§ Problem requirements
Only the lines that contain the string "Motiv" belong in the answer; pull them from the records.

----- Dataset entries

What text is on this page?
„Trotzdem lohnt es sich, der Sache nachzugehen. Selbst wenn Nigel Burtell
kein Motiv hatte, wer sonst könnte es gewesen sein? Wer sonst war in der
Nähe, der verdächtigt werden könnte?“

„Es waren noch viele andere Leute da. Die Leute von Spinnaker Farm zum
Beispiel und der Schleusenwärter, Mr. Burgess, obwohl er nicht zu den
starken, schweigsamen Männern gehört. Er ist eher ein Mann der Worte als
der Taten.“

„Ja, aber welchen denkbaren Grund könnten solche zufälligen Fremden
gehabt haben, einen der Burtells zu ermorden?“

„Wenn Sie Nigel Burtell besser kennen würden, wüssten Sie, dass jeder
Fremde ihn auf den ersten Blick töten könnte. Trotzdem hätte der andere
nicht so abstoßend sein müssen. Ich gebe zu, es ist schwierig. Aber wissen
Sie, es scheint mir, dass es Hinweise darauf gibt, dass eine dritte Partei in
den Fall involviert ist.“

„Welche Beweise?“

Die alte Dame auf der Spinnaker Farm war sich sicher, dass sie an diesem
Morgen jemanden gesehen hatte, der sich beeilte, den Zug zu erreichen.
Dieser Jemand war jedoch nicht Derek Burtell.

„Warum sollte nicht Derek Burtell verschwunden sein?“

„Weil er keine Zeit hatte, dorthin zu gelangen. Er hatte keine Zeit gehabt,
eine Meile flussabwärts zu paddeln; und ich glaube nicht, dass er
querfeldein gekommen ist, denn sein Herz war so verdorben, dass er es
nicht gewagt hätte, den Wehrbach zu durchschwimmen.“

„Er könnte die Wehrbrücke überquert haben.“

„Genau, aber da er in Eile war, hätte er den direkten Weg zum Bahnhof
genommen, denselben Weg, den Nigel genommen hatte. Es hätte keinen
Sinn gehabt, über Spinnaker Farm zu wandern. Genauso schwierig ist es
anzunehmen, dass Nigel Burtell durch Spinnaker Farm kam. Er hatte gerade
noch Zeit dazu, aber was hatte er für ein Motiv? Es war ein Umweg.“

----------

§ Exercise solution
kein Motiv hatte, wer sonst könnte es gewesen sein? Wer sonst war in der
noch Zeit dazu, aber was hatte er für ein Motiv? Es war ein Umweg.“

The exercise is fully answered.